Each line in the entries below that holds the string "explicit" is to be listed.

┌────────

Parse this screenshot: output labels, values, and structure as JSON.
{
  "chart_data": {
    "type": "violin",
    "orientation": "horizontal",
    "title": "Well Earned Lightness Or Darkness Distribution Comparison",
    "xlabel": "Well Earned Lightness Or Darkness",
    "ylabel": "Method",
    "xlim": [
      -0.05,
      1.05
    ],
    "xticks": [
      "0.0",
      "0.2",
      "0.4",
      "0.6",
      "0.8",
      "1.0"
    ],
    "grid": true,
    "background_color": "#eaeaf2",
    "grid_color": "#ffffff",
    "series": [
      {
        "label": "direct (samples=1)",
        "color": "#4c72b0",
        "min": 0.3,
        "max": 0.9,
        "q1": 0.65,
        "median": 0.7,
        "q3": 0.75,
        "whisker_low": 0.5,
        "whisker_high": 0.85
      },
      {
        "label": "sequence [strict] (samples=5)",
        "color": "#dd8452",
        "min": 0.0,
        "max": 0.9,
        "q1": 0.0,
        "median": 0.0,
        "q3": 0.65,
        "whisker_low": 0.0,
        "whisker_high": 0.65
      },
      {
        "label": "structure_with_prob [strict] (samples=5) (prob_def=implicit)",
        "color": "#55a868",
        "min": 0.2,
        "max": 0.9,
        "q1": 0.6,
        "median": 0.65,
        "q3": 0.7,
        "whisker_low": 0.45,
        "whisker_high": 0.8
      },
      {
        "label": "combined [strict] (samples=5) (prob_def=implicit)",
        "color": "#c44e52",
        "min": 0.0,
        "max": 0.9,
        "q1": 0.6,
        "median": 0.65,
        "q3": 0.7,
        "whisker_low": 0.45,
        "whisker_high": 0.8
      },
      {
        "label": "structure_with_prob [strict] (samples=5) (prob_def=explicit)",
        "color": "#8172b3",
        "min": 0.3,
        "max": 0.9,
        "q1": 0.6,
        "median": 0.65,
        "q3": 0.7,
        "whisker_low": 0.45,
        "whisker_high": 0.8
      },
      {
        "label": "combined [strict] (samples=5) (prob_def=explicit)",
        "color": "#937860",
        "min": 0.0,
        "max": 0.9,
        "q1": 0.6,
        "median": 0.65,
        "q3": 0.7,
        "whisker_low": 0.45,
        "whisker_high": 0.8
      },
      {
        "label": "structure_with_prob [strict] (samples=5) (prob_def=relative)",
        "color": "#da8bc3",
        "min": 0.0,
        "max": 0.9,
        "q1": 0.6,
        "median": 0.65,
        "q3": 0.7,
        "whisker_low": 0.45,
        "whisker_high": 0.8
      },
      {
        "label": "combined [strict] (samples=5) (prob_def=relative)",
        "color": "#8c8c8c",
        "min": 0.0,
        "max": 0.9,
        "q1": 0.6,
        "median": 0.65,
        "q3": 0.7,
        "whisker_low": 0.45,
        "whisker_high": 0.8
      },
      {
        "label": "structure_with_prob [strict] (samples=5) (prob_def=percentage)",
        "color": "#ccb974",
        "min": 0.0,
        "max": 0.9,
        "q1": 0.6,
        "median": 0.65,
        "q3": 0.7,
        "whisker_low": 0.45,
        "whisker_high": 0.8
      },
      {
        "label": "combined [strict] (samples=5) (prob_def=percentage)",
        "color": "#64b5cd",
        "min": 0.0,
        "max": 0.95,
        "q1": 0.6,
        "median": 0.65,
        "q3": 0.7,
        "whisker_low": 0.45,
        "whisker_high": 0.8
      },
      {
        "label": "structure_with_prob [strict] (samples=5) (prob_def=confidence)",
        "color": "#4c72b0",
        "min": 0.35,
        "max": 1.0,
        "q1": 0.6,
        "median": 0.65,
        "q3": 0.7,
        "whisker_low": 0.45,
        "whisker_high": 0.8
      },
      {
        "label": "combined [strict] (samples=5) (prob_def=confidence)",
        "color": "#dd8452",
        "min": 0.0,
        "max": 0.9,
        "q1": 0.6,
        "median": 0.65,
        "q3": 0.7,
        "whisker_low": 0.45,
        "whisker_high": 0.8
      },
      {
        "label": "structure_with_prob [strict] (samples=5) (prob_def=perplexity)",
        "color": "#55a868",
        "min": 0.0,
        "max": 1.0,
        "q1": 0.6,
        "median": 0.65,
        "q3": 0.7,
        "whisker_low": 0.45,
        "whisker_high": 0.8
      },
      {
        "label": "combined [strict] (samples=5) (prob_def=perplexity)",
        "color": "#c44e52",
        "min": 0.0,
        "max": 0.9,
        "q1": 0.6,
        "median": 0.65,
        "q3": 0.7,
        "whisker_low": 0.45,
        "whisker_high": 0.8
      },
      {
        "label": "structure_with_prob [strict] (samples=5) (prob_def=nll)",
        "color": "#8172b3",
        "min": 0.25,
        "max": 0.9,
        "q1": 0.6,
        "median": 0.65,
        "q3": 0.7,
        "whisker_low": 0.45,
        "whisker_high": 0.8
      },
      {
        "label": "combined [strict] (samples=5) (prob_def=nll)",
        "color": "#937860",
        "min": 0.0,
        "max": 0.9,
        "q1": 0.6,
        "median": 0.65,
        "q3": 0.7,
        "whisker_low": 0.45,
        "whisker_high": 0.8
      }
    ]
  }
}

└────────

» Reply
        "label": "structure_with_prob [strict] (samples=5) (prob_def=explicit)",
        "label": "combined [strict] (samples=5) (prob_def=explicit)",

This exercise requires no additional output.